Data records:
- - - - - - -

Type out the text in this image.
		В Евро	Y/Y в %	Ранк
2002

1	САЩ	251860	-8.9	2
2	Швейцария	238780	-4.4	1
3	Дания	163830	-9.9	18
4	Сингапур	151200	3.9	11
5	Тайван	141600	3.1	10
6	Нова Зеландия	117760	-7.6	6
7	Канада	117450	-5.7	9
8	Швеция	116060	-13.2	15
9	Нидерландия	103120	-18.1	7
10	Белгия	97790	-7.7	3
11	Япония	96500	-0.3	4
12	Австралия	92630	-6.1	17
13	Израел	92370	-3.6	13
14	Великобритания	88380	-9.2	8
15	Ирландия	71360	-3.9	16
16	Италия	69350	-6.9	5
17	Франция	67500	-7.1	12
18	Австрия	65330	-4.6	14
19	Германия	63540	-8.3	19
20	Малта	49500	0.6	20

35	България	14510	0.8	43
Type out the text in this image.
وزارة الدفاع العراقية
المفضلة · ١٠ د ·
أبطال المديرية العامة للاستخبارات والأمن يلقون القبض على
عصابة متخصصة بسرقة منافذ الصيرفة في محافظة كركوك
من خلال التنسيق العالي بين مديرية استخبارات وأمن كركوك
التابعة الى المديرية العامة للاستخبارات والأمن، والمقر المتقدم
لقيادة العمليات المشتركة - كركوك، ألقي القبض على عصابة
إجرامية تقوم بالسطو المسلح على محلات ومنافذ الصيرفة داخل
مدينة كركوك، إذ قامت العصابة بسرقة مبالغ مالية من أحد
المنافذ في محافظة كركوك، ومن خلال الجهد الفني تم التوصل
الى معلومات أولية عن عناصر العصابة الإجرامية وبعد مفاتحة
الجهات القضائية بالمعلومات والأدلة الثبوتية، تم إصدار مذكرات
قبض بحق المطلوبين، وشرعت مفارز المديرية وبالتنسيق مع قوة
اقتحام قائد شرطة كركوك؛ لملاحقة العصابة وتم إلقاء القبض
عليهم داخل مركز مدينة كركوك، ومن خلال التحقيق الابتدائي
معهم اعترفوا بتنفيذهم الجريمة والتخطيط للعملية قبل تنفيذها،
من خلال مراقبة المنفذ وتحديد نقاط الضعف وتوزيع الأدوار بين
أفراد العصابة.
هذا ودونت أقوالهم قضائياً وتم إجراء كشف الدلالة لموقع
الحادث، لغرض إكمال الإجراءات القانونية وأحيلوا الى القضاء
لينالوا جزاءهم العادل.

- - - - - - -

### THE TASK
Copy every line verbatim.

### TASK SOLUTION
Type out the text in this image.
		В Евро	Y/Y в %	Ранк
2002

1	САЩ	251860	-8.9	2
2	Швейцария	238780	-4.4	1
3	Дания	163830	-9.9	18
4	Сингапур	151200	3.9	11
5	Тайван	141600	3.1	10
6	Нова Зеландия	117760	-7.6	6
7	Канада	117450	-5.7	9
8	Швеция	116060	-13.2	15
9	Нидерландия	103120	-18.1	7
10	Белгия	97790	-7.7	3
11	Япония	96500	-0.3	4
12	Австралия	92630	-6.1	17
13	Израел	92370	-3.6	13
14	Великобритания	88380	-9.2	8
15	Ирландия	71360	-3.9	16
16	Италия	69350	-6.9	5
17	Франция	67500	-7.1	12
18	Австрия	65330	-4.6	14
19	Германия	63540	-8.3	19
20	Малта	49500	0.6	20

35	България	14510	0.8	43
Type out the text in this image.
وزارة الدفاع العراقية
المفضلة · ١٠ د ·
أبطال المديرية العامة للاستخبارات والأمن يلقون القبض على
عصابة متخصصة بسرقة منافذ الصيرفة في محافظة كركوك
من خلال التنسيق العالي بين مديرية استخبارات وأمن كركوك
التابعة الى المديرية العامة للاستخبارات والأمن، والمقر المتقدم
لقيادة العمليات المشتركة - كركوك، ألقي القبض على عصابة
إجرامية تقوم بالسطو المسلح على محلات ومنافذ الصيرفة داخل
مدينة كركوك، إذ قامت العصابة بسرقة مبالغ مالية من أحد
المنافذ في محافظة كركوك، ومن خلال الجهد الفني تم التوصل
الى معلومات أولية عن عناصر العصابة الإجرامية وبعد مفاتحة
الجهات القضائية بالمعلومات والأدلة الثبوتية، تم إصدار مذكرات
قبض بحق المطلوبين، وشرعت مفارز المديرية وبالتنسيق مع قوة
اقتحام قائد شرطة كركوك؛ لملاحقة العصابة وتم إلقاء القبض
عليهم داخل مركز مدينة كركوك، ومن خلال التحقيق الابتدائي
معهم اعترفوا بتنفيذهم الجريمة والتخطيط للعملية قبل تنفيذها،
من خلال مراقبة المنفذ وتحديد نقاط الضعف وتوزيع الأدوار بين
أفراد العصابة.
هذا ودونت أقوالهم قضائياً وتم إجراء كشف الدلالة لموقع
الحادث، لغرض إكمال الإجراءات القانونية وأحيلوا الى القضاء
لينالوا جزاءهم العادل.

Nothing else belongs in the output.